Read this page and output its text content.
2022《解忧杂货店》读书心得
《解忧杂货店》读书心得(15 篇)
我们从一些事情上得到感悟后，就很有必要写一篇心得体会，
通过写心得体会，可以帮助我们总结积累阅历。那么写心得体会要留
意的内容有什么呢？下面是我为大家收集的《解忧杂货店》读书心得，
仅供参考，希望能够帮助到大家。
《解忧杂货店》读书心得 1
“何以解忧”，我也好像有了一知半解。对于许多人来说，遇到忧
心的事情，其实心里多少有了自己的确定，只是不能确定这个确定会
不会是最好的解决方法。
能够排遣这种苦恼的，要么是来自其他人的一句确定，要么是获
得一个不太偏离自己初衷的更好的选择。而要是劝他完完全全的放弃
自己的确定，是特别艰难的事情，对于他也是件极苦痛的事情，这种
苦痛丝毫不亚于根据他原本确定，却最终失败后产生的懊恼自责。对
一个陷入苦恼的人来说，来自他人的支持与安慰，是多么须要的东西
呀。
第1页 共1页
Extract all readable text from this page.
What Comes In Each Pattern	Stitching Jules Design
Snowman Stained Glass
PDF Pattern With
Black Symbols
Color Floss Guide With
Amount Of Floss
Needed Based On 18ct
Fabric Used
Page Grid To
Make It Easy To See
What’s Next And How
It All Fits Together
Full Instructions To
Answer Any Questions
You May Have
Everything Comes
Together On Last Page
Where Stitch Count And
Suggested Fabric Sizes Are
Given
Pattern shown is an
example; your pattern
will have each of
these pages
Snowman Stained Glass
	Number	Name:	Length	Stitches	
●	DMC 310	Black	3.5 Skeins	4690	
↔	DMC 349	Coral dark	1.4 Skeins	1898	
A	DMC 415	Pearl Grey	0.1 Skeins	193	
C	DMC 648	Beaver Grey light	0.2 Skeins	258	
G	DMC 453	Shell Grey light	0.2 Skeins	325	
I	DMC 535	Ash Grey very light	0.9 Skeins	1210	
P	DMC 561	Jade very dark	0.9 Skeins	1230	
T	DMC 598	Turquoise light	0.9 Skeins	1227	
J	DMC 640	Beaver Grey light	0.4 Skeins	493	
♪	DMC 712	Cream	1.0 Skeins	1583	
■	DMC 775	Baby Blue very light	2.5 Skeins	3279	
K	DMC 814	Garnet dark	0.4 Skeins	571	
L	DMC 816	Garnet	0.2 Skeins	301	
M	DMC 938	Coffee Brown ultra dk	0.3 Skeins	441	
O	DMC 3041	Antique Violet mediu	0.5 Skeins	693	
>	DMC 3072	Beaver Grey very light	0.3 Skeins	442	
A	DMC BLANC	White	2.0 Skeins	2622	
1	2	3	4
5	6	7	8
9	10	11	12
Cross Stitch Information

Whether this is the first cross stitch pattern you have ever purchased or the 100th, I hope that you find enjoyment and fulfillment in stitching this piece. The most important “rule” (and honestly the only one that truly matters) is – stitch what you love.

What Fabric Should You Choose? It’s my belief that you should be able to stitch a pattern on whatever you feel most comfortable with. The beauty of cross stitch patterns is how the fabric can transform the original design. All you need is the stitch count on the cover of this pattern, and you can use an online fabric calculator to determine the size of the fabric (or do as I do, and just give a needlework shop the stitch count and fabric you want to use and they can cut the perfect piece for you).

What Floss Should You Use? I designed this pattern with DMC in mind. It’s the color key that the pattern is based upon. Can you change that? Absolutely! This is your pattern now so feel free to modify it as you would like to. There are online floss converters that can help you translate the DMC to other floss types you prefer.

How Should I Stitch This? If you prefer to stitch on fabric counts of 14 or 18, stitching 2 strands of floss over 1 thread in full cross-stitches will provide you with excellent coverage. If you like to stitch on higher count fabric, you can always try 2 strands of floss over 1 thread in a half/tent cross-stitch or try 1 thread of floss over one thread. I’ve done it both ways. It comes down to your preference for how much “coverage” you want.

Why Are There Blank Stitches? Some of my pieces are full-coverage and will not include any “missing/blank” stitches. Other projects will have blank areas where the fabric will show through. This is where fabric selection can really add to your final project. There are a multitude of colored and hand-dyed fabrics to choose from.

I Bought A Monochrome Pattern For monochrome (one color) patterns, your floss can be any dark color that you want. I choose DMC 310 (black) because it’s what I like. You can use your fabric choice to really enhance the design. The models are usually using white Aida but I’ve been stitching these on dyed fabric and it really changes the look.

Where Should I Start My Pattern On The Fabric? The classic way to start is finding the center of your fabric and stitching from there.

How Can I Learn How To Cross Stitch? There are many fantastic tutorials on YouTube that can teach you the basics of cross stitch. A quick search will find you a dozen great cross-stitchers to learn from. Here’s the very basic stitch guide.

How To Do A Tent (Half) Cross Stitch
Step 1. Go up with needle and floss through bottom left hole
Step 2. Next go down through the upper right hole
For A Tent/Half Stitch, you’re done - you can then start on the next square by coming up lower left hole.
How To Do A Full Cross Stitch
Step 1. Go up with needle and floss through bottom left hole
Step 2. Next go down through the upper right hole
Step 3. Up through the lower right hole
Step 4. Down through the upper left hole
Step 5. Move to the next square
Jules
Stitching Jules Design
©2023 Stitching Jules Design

WHAT THIS TASK INVOLVES - Print all of the entries exactly as they appear.

FINAL RESULT -
Read this page and output its text content.
2022《解忧杂货店》读书心得
《解忧杂货店》读书心得(15 篇)
我们从一些事情上得到感悟后，就很有必要写一篇心得体会，
通过写心得体会，可以帮助我们总结积累阅历。那么写心得体会要留
意的内容有什么呢？下面是我为大家收集的《解忧杂货店》读书心得，
仅供参考，希望能够帮助到大家。
《解忧杂货店》读书心得 1
“何以解忧”，我也好像有了一知半解。对于许多人来说，遇到忧
心的事情，其实心里多少有了自己的确定，只是不能确定这个确定会
不会是最好的解决方法。
能够排遣这种苦恼的，要么是来自其他人的一句确定，要么是获
得一个不太偏离自己初衷的更好的选择。而要是劝他完完全全的放弃
自己的确定，是特别艰难的事情，对于他也是件极苦痛的事情，这种
苦痛丝毫不亚于根据他原本确定，却最终失败后产生的懊恼自责。对
一个陷入苦恼的人来说，来自他人的支持与安慰，是多么须要的东西
呀。
第1页 共1页
Extract all readable text from this page.
What Comes In Each Pattern	Stitching Jules Design
Snowman Stained Glass
PDF Pattern With
Black Symbols
Color Floss Guide With
Amount Of Floss
Needed Based On 18ct
Fabric Used
Page Grid To
Make It Easy To See
What’s Next And How
It All Fits Together
Full Instructions To
Answer Any Questions
You May Have
Everything Comes
Together On Last Page
Where Stitch Count And
Suggested Fabric Sizes Are
Given
Pattern shown is an
example; your pattern
will have each of
these pages
Snowman Stained Glass
	Number	Name:	Length	Stitches	
●	DMC 310	Black	3.5 Skeins	4690	
↔	DMC 349	Coral dark	1.4 Skeins	1898	
A	DMC 415	Pearl Grey	0.1 Skeins	193	
C	DMC 648	Beaver Grey light	0.2 Skeins	258	
G	DMC 453	Shell Grey light	0.2 Skeins	325	
I	DMC 535	Ash Grey very light	0.9 Skeins	1210	
P	DMC 561	Jade very dark	0.9 Skeins	1230	
T	DMC 598	Turquoise light	0.9 Skeins	1227	
J	DMC 640	Beaver Grey light	0.4 Skeins	493	
♪	DMC 712	Cream	1.0 Skeins	1583	
■	DMC 775	Baby Blue very light	2.5 Skeins	3279	
K	DMC 814	Garnet dark	0.4 Skeins	571	
L	DMC 816	Garnet	0.2 Skeins	301	
M	DMC 938	Coffee Brown ultra dk	0.3 Skeins	441	
O	DMC 3041	Antique Violet mediu	0.5 Skeins	693	
>	DMC 3072	Beaver Grey very light	0.3 Skeins	442	
A	DMC BLANC	White	2.0 Skeins	2622	
1	2	3	4
5	6	7	8
9	10	11	12
Cross Stitch Information

Whether this is the first cross stitch pattern you have ever purchased or the 100th, I hope that you find enjoyment and fulfillment in stitching this piece. The most important “rule” (and honestly the only one that truly matters) is – stitch what you love.

What Fabric Should You Choose? It’s my belief that you should be able to stitch a pattern on whatever you feel most comfortable with. The beauty of cross stitch patterns is how the fabric can transform the original design. All you need is the stitch count on the cover of this pattern, and you can use an online fabric calculator to determine the size of the fabric (or do as I do, and just give a needlework shop the stitch count and fabric you want to use and they can cut the perfect piece for you).

What Floss Should You Use? I designed this pattern with DMC in mind. It’s the color key that the pattern is based upon. Can you change that? Absolutely! This is your pattern now so feel free to modify it as you would like to. There are online floss converters that can help you translate the DMC to other floss types you prefer.

How Should I Stitch This? If you prefer to stitch on fabric counts of 14 or 18, stitching 2 strands of floss over 1 thread in full cross-stitches will provide you with excellent coverage. If you like to stitch on higher count fabric, you can always try 2 strands of floss over 1 thread in a half/tent cross-stitch or try 1 thread of floss over one thread. I’ve done it both ways. It comes down to your preference for how much “coverage” you want.

Why Are There Blank Stitches? Some of my pieces are full-coverage and will not include any “missing/blank” stitches. Other projects will have blank areas where the fabric will show through. This is where fabric selection can really add to your final project. There are a multitude of colored and hand-dyed fabrics to choose from.

I Bought A Monochrome Pattern For monochrome (one color) patterns, your floss can be any dark color that you want. I choose DMC 310 (black) because it’s what I like. You can use your fabric choice to really enhance the design. The models are usually using white Aida but I’ve been stitching these on dyed fabric and it really changes the look.

Where Should I Start My Pattern On The Fabric? The classic way to start is finding the center of your fabric and stitching from there.

How Can I Learn How To Cross Stitch? There are many fantastic tutorials on YouTube that can teach you the basics of cross stitch. A quick search will find you a dozen great cross-stitchers to learn from. Here’s the very basic stitch guide.

How To Do A Tent (Half) Cross Stitch
Step 1. Go up with needle and floss through bottom left hole
Step 2. Next go down through the upper right hole
For A Tent/Half Stitch, you’re done - you can then start on the next square by coming up lower left hole.
How To Do A Full Cross Stitch
Step 1. Go up with needle and floss through bottom left hole
Step 2. Next go down through the upper right hole
Step 3. Up through the lower right hole
Step 4. Down through the upper left hole
Step 5. Move to the next square
Jules
Stitching Jules Design
©2023 Stitching Jules Design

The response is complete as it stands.